• [THE PROBLEM]
All of the records below need to be copied exactly.

────────────────────

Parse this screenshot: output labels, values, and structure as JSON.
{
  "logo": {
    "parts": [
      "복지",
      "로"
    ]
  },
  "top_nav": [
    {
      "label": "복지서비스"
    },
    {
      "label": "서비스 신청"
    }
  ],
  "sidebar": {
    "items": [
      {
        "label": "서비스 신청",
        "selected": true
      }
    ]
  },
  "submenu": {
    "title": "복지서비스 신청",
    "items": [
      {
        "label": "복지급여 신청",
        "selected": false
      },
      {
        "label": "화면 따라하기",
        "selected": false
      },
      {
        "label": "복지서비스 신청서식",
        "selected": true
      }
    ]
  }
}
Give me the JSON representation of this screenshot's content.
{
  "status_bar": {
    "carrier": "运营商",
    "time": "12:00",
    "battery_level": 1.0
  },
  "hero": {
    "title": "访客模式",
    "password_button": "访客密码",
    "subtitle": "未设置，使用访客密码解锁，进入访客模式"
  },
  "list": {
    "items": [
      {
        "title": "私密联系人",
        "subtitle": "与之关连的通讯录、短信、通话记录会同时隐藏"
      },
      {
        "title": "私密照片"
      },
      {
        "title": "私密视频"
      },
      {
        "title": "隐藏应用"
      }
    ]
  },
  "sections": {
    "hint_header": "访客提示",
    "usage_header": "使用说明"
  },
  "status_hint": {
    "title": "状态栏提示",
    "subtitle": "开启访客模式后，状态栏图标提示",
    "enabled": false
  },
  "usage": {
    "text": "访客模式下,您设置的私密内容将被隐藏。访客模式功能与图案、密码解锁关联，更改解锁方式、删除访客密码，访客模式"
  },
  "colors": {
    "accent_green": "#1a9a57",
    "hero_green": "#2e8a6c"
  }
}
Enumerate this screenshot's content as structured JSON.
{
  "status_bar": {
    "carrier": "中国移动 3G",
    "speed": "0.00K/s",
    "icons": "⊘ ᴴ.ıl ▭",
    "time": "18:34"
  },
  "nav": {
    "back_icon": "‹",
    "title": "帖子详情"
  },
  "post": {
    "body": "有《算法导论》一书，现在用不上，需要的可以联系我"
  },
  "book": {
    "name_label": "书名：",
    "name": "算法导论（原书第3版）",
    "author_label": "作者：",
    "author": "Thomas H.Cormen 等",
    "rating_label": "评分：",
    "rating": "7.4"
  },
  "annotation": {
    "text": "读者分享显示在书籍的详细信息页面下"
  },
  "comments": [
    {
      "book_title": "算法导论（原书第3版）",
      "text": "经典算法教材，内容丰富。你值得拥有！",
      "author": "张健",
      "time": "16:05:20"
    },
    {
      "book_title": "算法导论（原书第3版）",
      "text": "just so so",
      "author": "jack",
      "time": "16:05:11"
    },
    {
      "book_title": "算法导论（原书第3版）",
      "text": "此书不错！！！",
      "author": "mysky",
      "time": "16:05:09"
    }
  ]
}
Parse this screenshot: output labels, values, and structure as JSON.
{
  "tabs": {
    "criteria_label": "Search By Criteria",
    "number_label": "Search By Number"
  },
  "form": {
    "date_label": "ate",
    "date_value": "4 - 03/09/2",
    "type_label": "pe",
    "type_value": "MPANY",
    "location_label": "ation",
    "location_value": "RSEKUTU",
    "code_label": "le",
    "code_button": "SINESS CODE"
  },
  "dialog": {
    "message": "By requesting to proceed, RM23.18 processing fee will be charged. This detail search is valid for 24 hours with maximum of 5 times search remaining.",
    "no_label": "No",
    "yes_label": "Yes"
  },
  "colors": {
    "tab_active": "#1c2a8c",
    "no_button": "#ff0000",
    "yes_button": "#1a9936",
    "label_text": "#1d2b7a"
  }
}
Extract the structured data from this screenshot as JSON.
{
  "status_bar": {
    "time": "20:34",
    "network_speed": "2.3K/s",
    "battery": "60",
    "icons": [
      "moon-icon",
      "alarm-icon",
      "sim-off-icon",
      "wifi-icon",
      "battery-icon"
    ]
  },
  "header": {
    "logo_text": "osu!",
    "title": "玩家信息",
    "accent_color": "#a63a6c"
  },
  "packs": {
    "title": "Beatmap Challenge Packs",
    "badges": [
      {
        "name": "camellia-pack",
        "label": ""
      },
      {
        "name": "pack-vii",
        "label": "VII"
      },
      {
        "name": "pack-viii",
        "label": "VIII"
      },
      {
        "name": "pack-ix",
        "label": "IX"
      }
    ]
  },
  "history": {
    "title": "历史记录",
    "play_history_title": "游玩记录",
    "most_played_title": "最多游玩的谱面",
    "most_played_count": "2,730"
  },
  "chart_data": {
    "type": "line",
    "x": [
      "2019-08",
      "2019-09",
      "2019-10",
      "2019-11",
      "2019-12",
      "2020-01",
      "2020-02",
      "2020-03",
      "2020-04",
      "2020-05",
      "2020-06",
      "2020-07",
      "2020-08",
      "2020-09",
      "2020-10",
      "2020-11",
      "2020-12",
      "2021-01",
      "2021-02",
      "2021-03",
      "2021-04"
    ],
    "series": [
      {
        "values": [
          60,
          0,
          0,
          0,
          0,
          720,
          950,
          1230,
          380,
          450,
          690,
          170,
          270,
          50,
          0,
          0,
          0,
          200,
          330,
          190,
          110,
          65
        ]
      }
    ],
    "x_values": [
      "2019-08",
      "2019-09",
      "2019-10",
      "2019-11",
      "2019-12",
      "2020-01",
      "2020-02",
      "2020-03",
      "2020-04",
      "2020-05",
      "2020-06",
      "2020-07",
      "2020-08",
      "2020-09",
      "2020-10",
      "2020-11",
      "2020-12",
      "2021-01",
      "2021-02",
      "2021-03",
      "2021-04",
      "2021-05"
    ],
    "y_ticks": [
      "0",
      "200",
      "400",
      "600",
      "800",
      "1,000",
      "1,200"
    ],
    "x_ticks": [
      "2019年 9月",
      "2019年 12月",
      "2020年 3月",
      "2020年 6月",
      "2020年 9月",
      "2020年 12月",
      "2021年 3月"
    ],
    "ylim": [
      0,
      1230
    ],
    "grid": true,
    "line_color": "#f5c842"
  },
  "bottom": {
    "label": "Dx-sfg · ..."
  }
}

────────────────────

• [COMPLETE OUTPUT]
Parse this screenshot: output labels, values, and structure as JSON.
{
  "logo": {
    "parts": [
      "복지",
      "로"
    ]
  },
  "top_nav": [
    {
      "label": "복지서비스"
    },
    {
      "label": "서비스 신청"
    }
  ],
  "sidebar": {
    "items": [
      {
        "label": "서비스 신청",
        "selected": true
      }
    ]
  },
  "submenu": {
    "title": "복지서비스 신청",
    "items": [
      {
        "label": "복지급여 신청",
        "selected": false
      },
      {
        "label": "화면 따라하기",
        "selected": false
      },
      {
        "label": "복지서비스 신청서식",
        "selected": true
      }
    ]
  }
}
Give me the JSON representation of this screenshot's content.
{
  "status_bar": {
    "carrier": "运营商",
    "time": "12:00",
    "battery_level": 1.0
  },
  "hero": {
    "title": "访客模式",
    "password_button": "访客密码",
    "subtitle": "未设置，使用访客密码解锁，进入访客模式"
  },
  "list": {
    "items": [
      {
        "title": "私密联系人",
        "subtitle": "与之关连的通讯录、短信、通话记录会同时隐藏"
      },
      {
        "title": "私密照片"
      },
      {
        "title": "私密视频"
      },
      {
        "title": "隐藏应用"
      }
    ]
  },
  "sections": {
    "hint_header": "访客提示",
    "usage_header": "使用说明"
  },
  "status_hint": {
    "title": "状态栏提示",
    "subtitle": "开启访客模式后，状态栏图标提示",
    "enabled": false
  },
  "usage": {
    "text": "访客模式下,您设置的私密内容将被隐藏。访客模式功能与图案、密码解锁关联，更改解锁方式、删除访客密码，访客模式"
  },
  "colors": {
    "accent_green": "#1a9a57",
    "hero_green": "#2e8a6c"
  }
}
Enumerate this screenshot's content as structured JSON.
{
  "status_bar": {
    "carrier": "中国移动 3G",
    "speed": "0.00K/s",
    "icons": "⊘ ᴴ.ıl ▭",
    "time": "18:34"
  },
  "nav": {
    "back_icon": "‹",
    "title": "帖子详情"
  },
  "post": {
    "body": "有《算法导论》一书，现在用不上，需要的可以联系我"
  },
  "book": {
    "name_label": "书名：",
    "name": "算法导论（原书第3版）",
    "author_label": "作者：",
    "author": "Thomas H.Cormen 等",
    "rating_label": "评分：",
    "rating": "7.4"
  },
  "annotation": {
    "text": "读者分享显示在书籍的详细信息页面下"
  },
  "comments": [
    {
      "book_title": "算法导论（原书第3版）",
      "text": "经典算法教材，内容丰富。你值得拥有！",
      "author": "张健",
      "time": "16:05:20"
    },
    {
      "book_title": "算法导论（原书第3版）",
      "text": "just so so",
      "author": "jack",
      "time": "16:05:11"
    },
    {
      "book_title": "算法导论（原书第3版）",
      "text": "此书不错！！！",
      "author": "mysky",
      "time": "16:05:09"
    }
  ]
}
Parse this screenshot: output labels, values, and structure as JSON.
{
  "tabs": {
    "criteria_label": "Search By Criteria",
    "number_label": "Search By Number"
  },
  "form": {
    "date_label": "ate",
    "date_value": "4 - 03/09/2",
    "type_label": "pe",
    "type_value": "MPANY",
    "location_label": "ation",
    "location_value": "RSEKUTU",
    "code_label": "le",
    "code_button": "SINESS CODE"
  },
  "dialog": {
    "message": "By requesting to proceed, RM23.18 processing fee will be charged. This detail search is valid for 24 hours with maximum of 5 times search remaining.",
    "no_label": "No",
    "yes_label": "Yes"
  },
  "colors": {
    "tab_active": "#1c2a8c",
    "no_button": "#ff0000",
    "yes_button": "#1a9936",
    "label_text": "#1d2b7a"
  }
}
Extract the structured data from this screenshot as JSON.
{
  "status_bar": {
    "time": "20:34",
    "network_speed": "2.3K/s",
    "battery": "60",
    "icons": [
      "moon-icon",
      "alarm-icon",
      "sim-off-icon",
      "wifi-icon",
      "battery-icon"
    ]
  },
  "header": {
    "logo_text": "osu!",
    "title": "玩家信息",
    "accent_color": "#a63a6c"
  },
  "packs": {
    "title": "Beatmap Challenge Packs",
    "badges": [
      {
        "name": "camellia-pack",
        "label": ""
      },
      {
        "name": "pack-vii",
        "label": "VII"
      },
      {
        "name": "pack-viii",
        "label": "VIII"
      },
      {
        "name": "pack-ix",
        "label": "IX"
      }
    ]
  },
  "history": {
    "title": "历史记录",
    "play_history_title": "游玩记录",
    "most_played_title": "最多游玩的谱面",
    "most_played_count": "2,730"
  },
  "chart_data": {
    "type": "line",
    "x": [
      "2019-08",
      "2019-09",
      "2019-10",
      "2019-11",
      "2019-12",
      "2020-01",
      "2020-02",
      "2020-03",
      "2020-04",
      "2020-05",
      "2020-06",
      "2020-07",
      "2020-08",
      "2020-09",
      "2020-10",
      "2020-11",
      "2020-12",
      "2021-01",
      "2021-02",
      "2021-03",
      "2021-04"
    ],
    "series": [
      {
        "values": [
          60,
          0,
          0,
          0,
          0,
          720,
          950,
          1230,
          380,
          450,
          690,
          170,
          270,
          50,
          0,
          0,
          0,
          200,
          330,
          190,
          110,
          65
        ]
      }
    ],
    "x_values": [
      "2019-08",
      "2019-09",
      "2019-10",
      "2019-11",
      "2019-12",
      "2020-01",
      "2020-02",
      "2020-03",
      "2020-04",
      "2020-05",
      "2020-06",
      "2020-07",
      "2020-08",
      "2020-09",
      "2020-10",
      "2020-11",
      "2020-12",
      "2021-01",
      "2021-02",
      "2021-03",
      "2021-04",
      "2021-05"
    ],
    "y_ticks": [
      "0",
      "200",
      "400",
      "600",
      "800",
      "1,000",
      "1,200"
    ],
    "x_ticks": [
      "2019年 9月",
      "2019年 12月",
      "2020年 3月",
      "2020年 6月",
      "2020年 9月",
      "2020年 12月",
      "2021年 3月"
    ],
    "ylim": [
      0,
      1230
    ],
    "grid": true,
    "line_color": "#f5c842"
  },
  "bottom": {
    "label": "Dx-sfg · ..."
  }
}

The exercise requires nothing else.